Dataset listings of figures:

begin

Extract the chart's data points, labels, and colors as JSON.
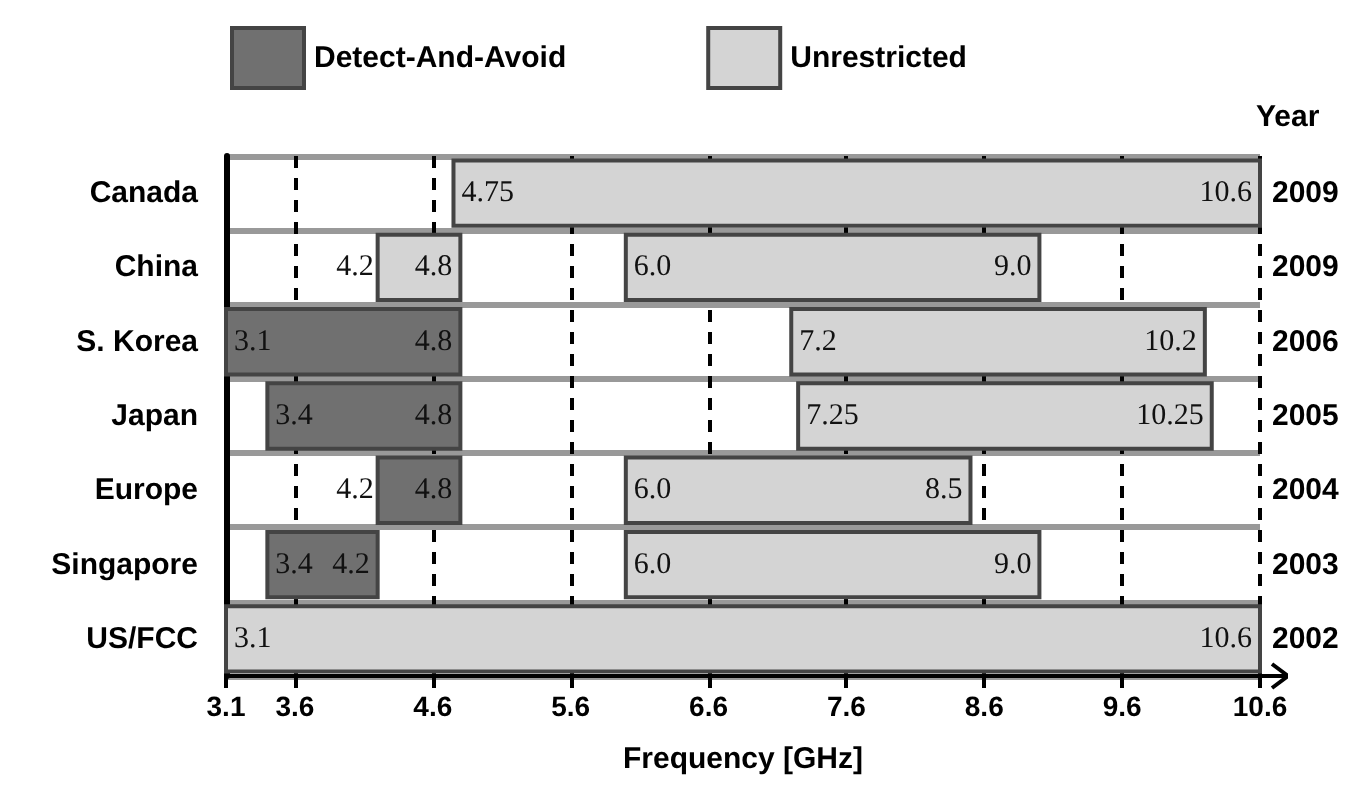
{
  "chart_data": {
    "type": "bar",
    "orientation": "horizontal",
    "xlabel": "Frequency [GHz]",
    "y2label": "Year",
    "categories": [
      "Canada",
      "China",
      "S. Korea",
      "Japan",
      "Europe",
      "Singapore",
      "US/FCC"
    ],
    "y2_categories": [
      "2009",
      "2009",
      "2006",
      "2005",
      "2004",
      "2003",
      "2002"
    ],
    "xlim": [
      3.1,
      10.6
    ],
    "xticks": [
      3.1,
      3.6,
      4.6,
      5.6,
      6.6,
      7.6,
      8.6,
      9.6,
      10.6
    ],
    "grid": true,
    "legend": "top",
    "series": [
      {
        "name": "Detect-And-Avoid",
        "color": "#707070",
        "base": [
          null,
          null,
          3.1,
          3.4,
          4.2,
          3.4,
          null
        ],
        "values": [
          null,
          null,
          1.7,
          1.4,
          0.6,
          0.8,
          null
        ]
      },
      {
        "name": "Unrestricted",
        "color": "#d4d4d4",
        "base": [
          4.75,
          6.0,
          7.2,
          7.25,
          6.0,
          6.0,
          3.1
        ],
        "values": [
          5.85,
          3.0,
          3.0,
          3.0,
          2.5,
          3.0,
          7.5
        ]
      },
      {
        "color": "#d4d4d4",
        "base": [
          null,
          4.2,
          null,
          null,
          null,
          null,
          null
        ],
        "values": [
          null,
          0.6,
          null,
          null,
          null,
          null,
          null
        ]
      }
    ],
    "annotations": [
      {
        "text": "4.75",
        "x": 4.75,
        "y": "Canada"
      },
      {
        "text": "10.6",
        "x": 10.6,
        "y": "Canada"
      },
      {
        "text": "4.2",
        "x": 4.2,
        "y": "China"
      },
      {
        "text": "4.8",
        "x": 4.8,
        "y": "China"
      },
      {
        "text": "6.0",
        "x": 6.0,
        "y": "China"
      },
      {
        "text": "9.0",
        "x": 9.0,
        "y": "China"
      },
      {
        "text": "3.1",
        "x": 3.1,
        "y": "S. Korea"
      },
      {
        "text": "4.8",
        "x": 4.8,
        "y": "S. Korea"
      },
      {
        "text": "7.2",
        "x": 7.2,
        "y": "S. Korea"
      },
      {
        "text": "10.2",
        "x": 10.2,
        "y": "S. Korea"
      },
      {
        "text": "3.4",
        "x": 3.4,
        "y": "Japan"
      },
      {
        "text": "4.8",
        "x": 4.8,
        "y": "Japan"
      },
      {
        "text": "7.25",
        "x": 7.25,
        "y": "Japan"
      },
      {
        "text": "10.25",
        "x": 10.25,
        "y": "Japan"
      },
      {
        "text": "4.2",
        "x": 4.2,
        "y": "Europe"
      },
      {
        "text": "4.8",
        "x": 4.8,
        "y": "Europe"
      },
      {
        "text": "6.0",
        "x": 6.0,
        "y": "Europe"
      },
      {
        "text": "8.5",
        "x": 8.5,
        "y": "Europe"
      },
      {
        "text": "3.4",
        "x": 3.4,
        "y": "Singapore"
      },
      {
        "text": "4.2",
        "x": 4.2,
        "y": "Singapore"
      },
      {
        "text": "6.0",
        "x": 6.0,
        "y": "Singapore"
      },
      {
        "text": "9.0",
        "x": 9.0,
        "y": "Singapore"
      },
      {
        "text": "3.1",
        "x": 3.1,
        "y": "US/FCC"
      },
      {
        "text": "10.6",
        "x": 10.6,
        "y": "US/FCC"
      }
    ]
  }
}
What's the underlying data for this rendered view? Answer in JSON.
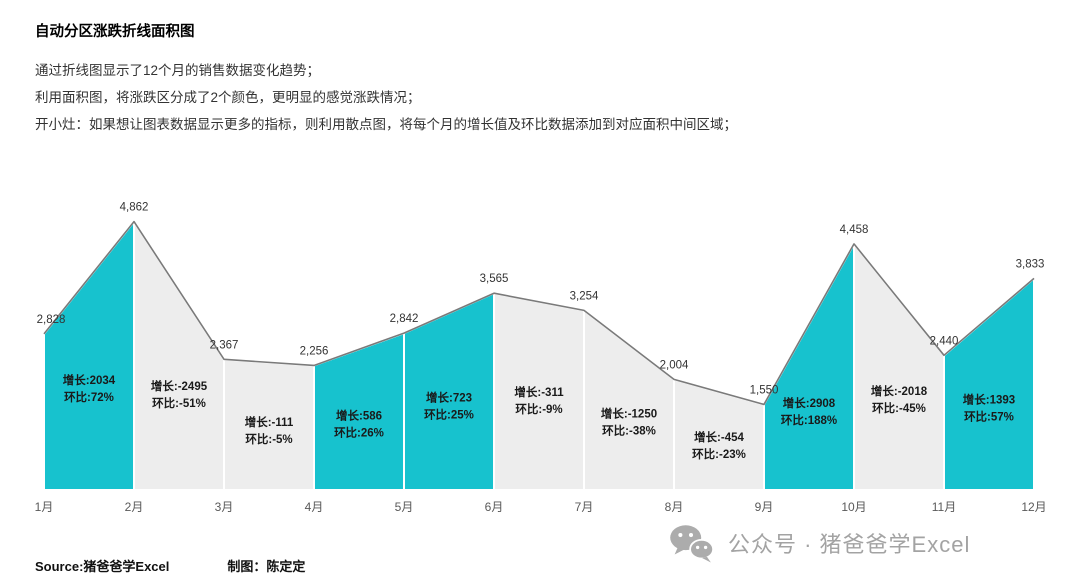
{
  "header": {
    "title": "自动分区涨跌折线面积图",
    "description_lines": [
      "通过折线图显示了12个月的销售数据变化趋势；",
      "利用面积图，将涨跌区分成了2个颜色，更明显的感觉涨跌情况；",
      "开小灶：如果想让图表数据显示更多的指标，则利用散点图，将每个月的增长值及环比数据添加到对应面积中间区域；"
    ]
  },
  "chart_data": {
    "type": "area",
    "title": "自动分区涨跌折线面积图",
    "categories": [
      "1月",
      "2月",
      "3月",
      "4月",
      "5月",
      "6月",
      "7月",
      "8月",
      "9月",
      "10月",
      "11月",
      "12月"
    ],
    "values": [
      2828,
      4862,
      2367,
      2256,
      2842,
      3565,
      3254,
      2004,
      1550,
      4458,
      2440,
      3833
    ],
    "values_formatted": [
      "2,828",
      "4,862",
      "2,367",
      "2,256",
      "2,842",
      "3,565",
      "3,254",
      "2,004",
      "1,550",
      "4,458",
      "2,440",
      "3,833"
    ],
    "growth_label_prefix": "增长:",
    "ratio_label_prefix": "环比:",
    "segments": [
      {
        "growth": 2034,
        "ratio": "72%"
      },
      {
        "growth": -2495,
        "ratio": "-51%"
      },
      {
        "growth": -111,
        "ratio": "-5%"
      },
      {
        "growth": 586,
        "ratio": "26%"
      },
      {
        "growth": 723,
        "ratio": "25%"
      },
      {
        "growth": -311,
        "ratio": "-9%"
      },
      {
        "growth": -1250,
        "ratio": "-38%"
      },
      {
        "growth": -454,
        "ratio": "-23%"
      },
      {
        "growth": 2908,
        "ratio": "188%"
      },
      {
        "growth": -2018,
        "ratio": "-45%"
      },
      {
        "growth": 1393,
        "ratio": "57%"
      }
    ],
    "colors": {
      "up": "#17C2CE",
      "down": "#EDEDED",
      "line": "#7A7A7A",
      "label": "#1a1a1a",
      "value_label": "#333333",
      "axis_label": "#595959"
    },
    "ylim": [
      0,
      5435
    ],
    "grid": false,
    "legend": "none"
  },
  "footer": {
    "source": "Source:猪爸爸学Excel",
    "credit": "制图：陈定定",
    "wechat_text": "公众号 · 猪爸爸学Excel"
  }
}
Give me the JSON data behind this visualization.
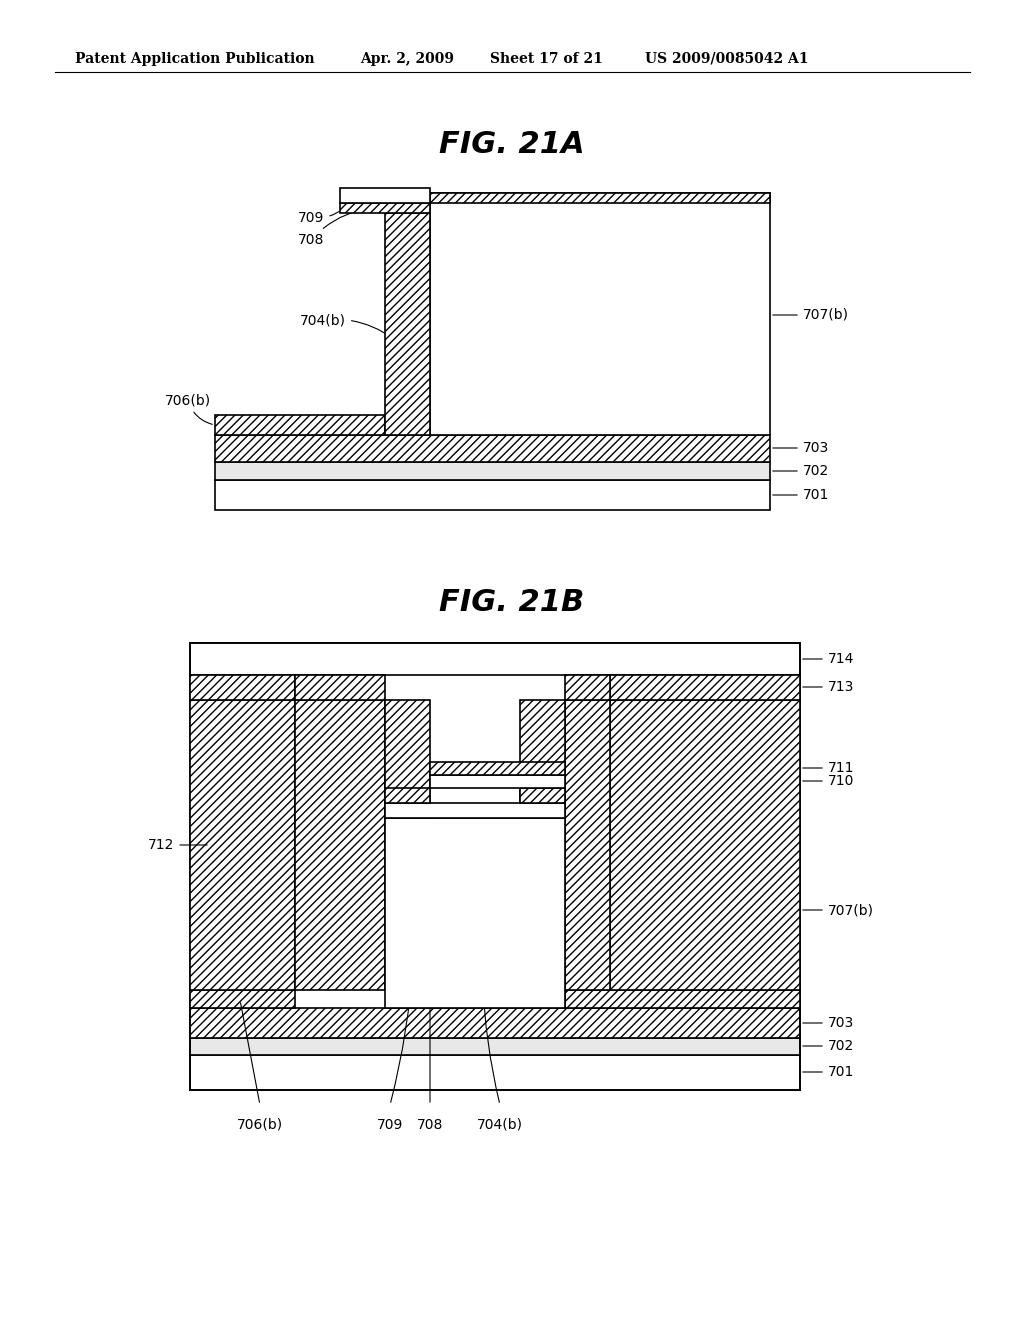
{
  "bg_color": "#ffffff",
  "header_text": "Patent Application Publication",
  "header_date": "Apr. 2, 2009",
  "header_sheet": "Sheet 17 of 21",
  "header_patent": "US 2009/0085042 A1",
  "fig_title_A": "FIG. 21A",
  "fig_title_B": "FIG. 21B",
  "label_fs": 10,
  "title_fs": 22,
  "header_fs": 10
}
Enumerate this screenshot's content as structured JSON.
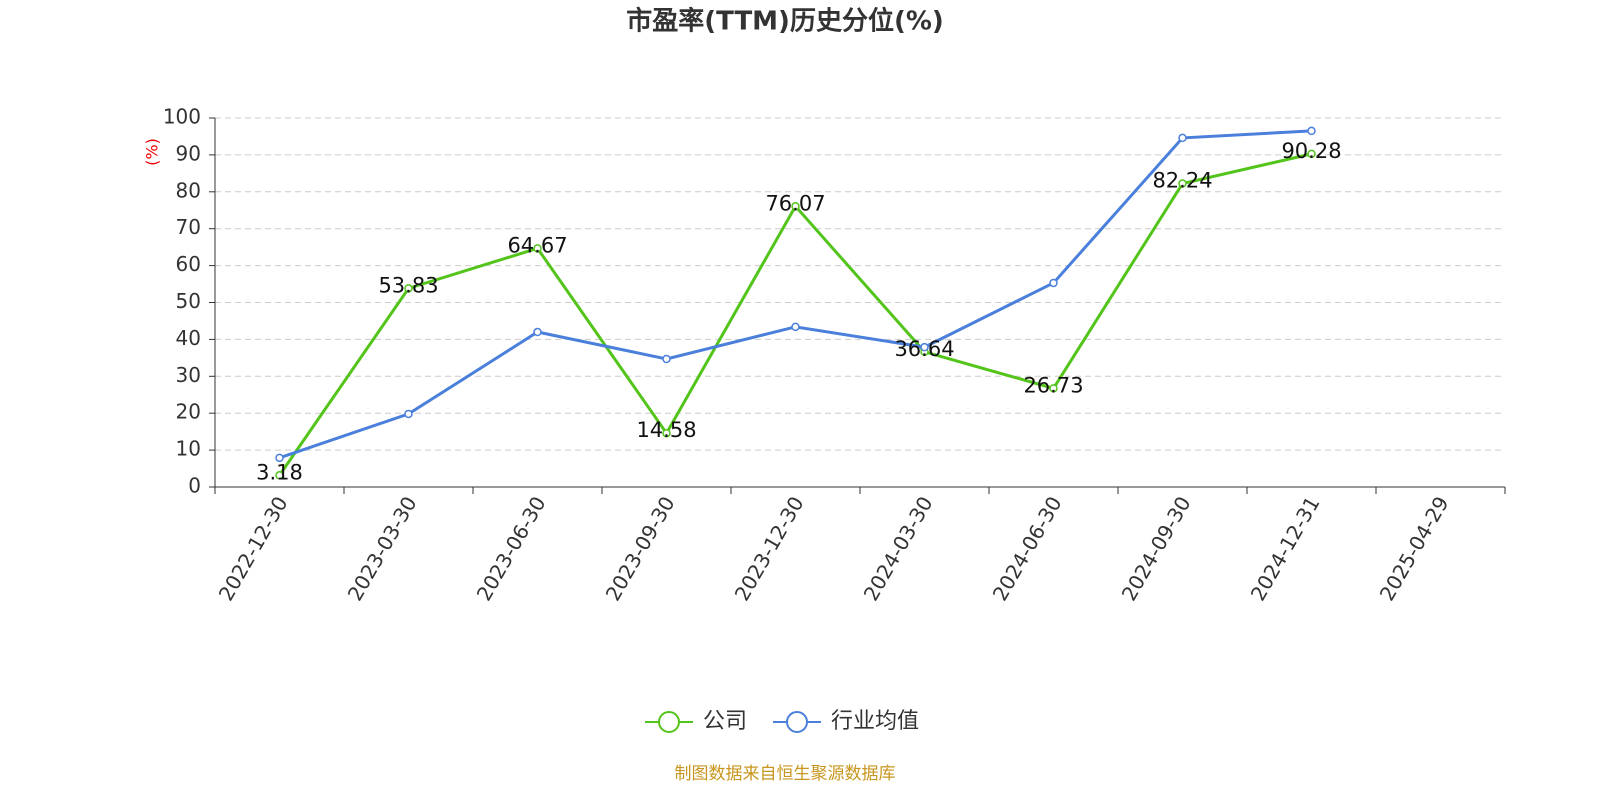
{
  "chart_data": {
    "type": "line",
    "title": "市盈率(TTM)历史分位(%)",
    "y_label": "(%)",
    "categories": [
      "2022-12-30",
      "2023-03-30",
      "2023-06-30",
      "2023-09-30",
      "2023-12-30",
      "2024-03-30",
      "2024-06-30",
      "2024-09-30",
      "2024-12-31",
      "2025-04-29"
    ],
    "series": [
      {
        "name": "公司",
        "color": "#52c41a",
        "values": [
          3.18,
          53.83,
          64.67,
          14.58,
          76.07,
          36.64,
          26.73,
          82.24,
          90.28,
          null
        ],
        "show_labels": true
      },
      {
        "name": "行业均值",
        "color": "#4a7fdc",
        "values": [
          7.9,
          19.8,
          42,
          34.7,
          43.4,
          37.9,
          55.3,
          94.6,
          96.5,
          null
        ],
        "show_labels": false
      }
    ],
    "ylim": [
      0,
      100
    ],
    "yticks": [
      0,
      10,
      20,
      30,
      40,
      50,
      60,
      70,
      80,
      90,
      100
    ],
    "grid": true,
    "source": "制图数据来自恒生聚源数据库"
  }
}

end

What you have to do:
Restate the whole listing above exactly, please, omitting every image.

The result:
Extract the chart's data points, labels, and colors as JSON.
{
  "chart_data": {
    "type": "bar",
    "orientation": "horizontal",
    "xlabel": "Frequency [GHz]",
    "y2label": "Year",
    "categories": [
      "Canada",
      "China",
      "S. Korea",
      "Japan",
      "Europe",
      "Singapore",
      "US/FCC"
    ],
    "y2_categories": [
      "2009",
      "2009",
      "2006",
      "2005",
      "2004",
      "2003",
      "2002"
    ],
    "xlim": [
      3.1,
      10.6
    ],
    "xticks": [
      3.1,
      3.6,
      4.6,
      5.6,
      6.6,
      7.6,
      8.6,
      9.6,
      10.6
    ],
    "grid": true,
    "legend": "top",
    "series": [
      {
        "name": "Detect-And-Avoid",
        "color": "#707070",
        "base": [
          null,
          null,
          3.1,
          3.4,
          4.2,
          3.4,
          null
        ],
        "values": [
          null,
          null,
          1.7,
          1.4,
          0.6,
          0.8,
          null
        ]
      },
      {
        "name": "Unrestricted",
        "color": "#d4d4d4",
        "base": [
          4.75,
          6.0,
          7.2,
          7.25,
          6.0,
          6.0,
          3.1
        ],
        "values": [
          5.85,
          3.0,
          3.0,
          3.0,
          2.5,
          3.0,
          7.5
        ]
      },
      {
        "color": "#d4d4d4",
        "base": [
          null,
          4.2,
          null,
          null,
          null,
          null,
          null
        ],
        "values": [
          null,
          0.6,
          null,
          null,
          null,
          null,
          null
        ]
      }
    ],
    "annotations": [
      {
        "text": "4.75",
        "x": 4.75,
        "y": "Canada"
      },
      {
        "text": "10.6",
        "x": 10.6,
        "y": "Canada"
      },
      {
        "text": "4.2",
        "x": 4.2,
        "y": "China"
      },
      {
        "text": "4.8",
        "x": 4.8,
        "y": "China"
      },
      {
        "text": "6.0",
        "x": 6.0,
        "y": "China"
      },
      {
        "text": "9.0",
        "x": 9.0,
        "y": "China"
      },
      {
        "text": "3.1",
        "x": 3.1,
        "y": "S. Korea"
      },
      {
        "text": "4.8",
        "x": 4.8,
        "y": "S. Korea"
      },
      {
        "text": "7.2",
        "x": 7.2,
        "y": "S. Korea"
      },
      {
        "text": "10.2",
        "x": 10.2,
        "y": "S. Korea"
      },
      {
        "text": "3.4",
        "x": 3.4,
        "y": "Japan"
      },
      {
        "text": "4.8",
        "x": 4.8,
        "y": "Japan"
      },
      {
        "text": "7.25",
        "x": 7.25,
        "y": "Japan"
      },
      {
        "text": "10.25",
        "x": 10.25,
        "y": "Japan"
      },
      {
        "text": "4.2",
        "x": 4.2,
        "y": "Europe"
      },
      {
        "text": "4.8",
        "x": 4.8,
        "y": "Europe"
      },
      {
        "text": "6.0",
        "x": 6.0,
        "y": "Europe"
      },
      {
        "text": "8.5",
        "x": 8.5,
        "y": "Europe"
      },
      {
        "text": "3.4",
        "x": 3.4,
        "y": "Singapore"
      },
      {
        "text": "4.2",
        "x": 4.2,
        "y": "Singapore"
      },
      {
        "text": "6.0",
        "x": 6.0,
        "y": "Singapore"
      },
      {
        "text": "9.0",
        "x": 9.0,
        "y": "Singapore"
      },
      {
        "text": "3.1",
        "x": 3.1,
        "y": "US/FCC"
      },
      {
        "text": "10.6",
        "x": 10.6,
        "y": "US/FCC"
      }
    ]
  }
}
What's the underlying data for this rendered view? Answer in JSON.
{
  "header": {
    "title": "自动分区涨跌折线面积图",
    "description_lines": [
      "通过折线图显示了12个月的销售数据变化趋势；",
      "利用面积图，将涨跌区分成了2个颜色，更明显的感觉涨跌情况；",
      "开小灶：如果想让图表数据显示更多的指标，则利用散点图，将每个月的增长值及环比数据添加到对应面积中间区域；"
    ]
  },
  "chart_data": {
    "type": "area",
    "title": "自动分区涨跌折线面积图",
    "categories": [
      "1月",
      "2月",
      "3月",
      "4月",
      "5月",
      "6月",
      "7月",
      "8月",
      "9月",
      "10月",
      "11月",
      "12月"
    ],
    "values": [
      2828,
      4862,
      2367,
      2256,
      2842,
      3565,
      3254,
      2004,
      1550,
      4458,
      2440,
      3833
    ],
    "values_formatted": [
      "2,828",
      "4,862",
      "2,367",
      "2,256",
      "2,842",
      "3,565",
      "3,254",
      "2,004",
      "1,550",
      "4,458",
      "2,440",
      "3,833"
    ],
    "growth_label_prefix": "增长:",
    "ratio_label_prefix": "环比:",
    "segments": [
      {
        "growth": 2034,
        "ratio": "72%"
      },
      {
        "growth": -2495,
        "ratio": "-51%"
      },
      {
        "growth": -111,
        "ratio": "-5%"
      },
      {
        "growth": 586,
        "ratio": "26%"
      },
      {
        "growth": 723,
        "ratio": "25%"
      },
      {
        "growth": -311,
        "ratio": "-9%"
      },
      {
        "growth": -1250,
        "ratio": "-38%"
      },
      {
        "growth": -454,
        "ratio": "-23%"
      },
      {
        "growth": 2908,
        "ratio": "188%"
      },
      {
        "growth": -2018,
        "ratio": "-45%"
      },
      {
        "growth": 1393,
        "ratio": "57%"
      }
    ],
    "colors": {
      "up": "#17C2CE",
      "down": "#EDEDED",
      "line": "#7A7A7A",
      "label": "#1a1a1a",
      "value_label": "#333333",
      "axis_label": "#595959"
    },
    "ylim": [
      0,
      5435
    ],
    "grid": false,
    "legend": "none"
  },
  "footer": {
    "source": "Source:猪爸爸学Excel",
    "credit": "制图：陈定定",
    "wechat_text": "公众号 · 猪爸爸学Excel"
  }
}
Give me the JSON data behind this visualization.
{
  "bg_color": "#ffffff",
  "header_text": "Patent Application Publication",
  "header_date": "Apr. 2, 2009",
  "header_sheet": "Sheet 17 of 21",
  "header_patent": "US 2009/0085042 A1",
  "fig_title_A": "FIG. 21A",
  "fig_title_B": "FIG. 21B",
  "label_fs": 10,
  "title_fs": 22,
  "header_fs": 10
}
Enumerate this screenshot's content as structured JSON.
{
  "chart_data": {
    "type": "line",
    "title": "市盈率(TTM)历史分位(%)",
    "y_label": "(%)",
    "categories": [
      "2022-12-30",
      "2023-03-30",
      "2023-06-30",
      "2023-09-30",
      "2023-12-30",
      "2024-03-30",
      "2024-06-30",
      "2024-09-30",
      "2024-12-31",
      "2025-04-29"
    ],
    "series": [
      {
        "name": "公司",
        "color": "#52c41a",
        "values": [
          3.18,
          53.83,
          64.67,
          14.58,
          76.07,
          36.64,
          26.73,
          82.24,
          90.28,
          null
        ],
        "show_labels": true
      },
      {
        "name": "行业均值",
        "color": "#4a7fdc",
        "values": [
          7.9,
          19.8,
          42,
          34.7,
          43.4,
          37.9,
          55.3,
          94.6,
          96.5,
          null
        ],
        "show_labels": false
      }
    ],
    "ylim": [
      0,
      100
    ],
    "yticks": [
      0,
      10,
      20,
      30,
      40,
      50,
      60,
      70,
      80,
      90,
      100
    ],
    "grid": true,
    "source": "制图数据来自恒生聚源数据库"
  }
}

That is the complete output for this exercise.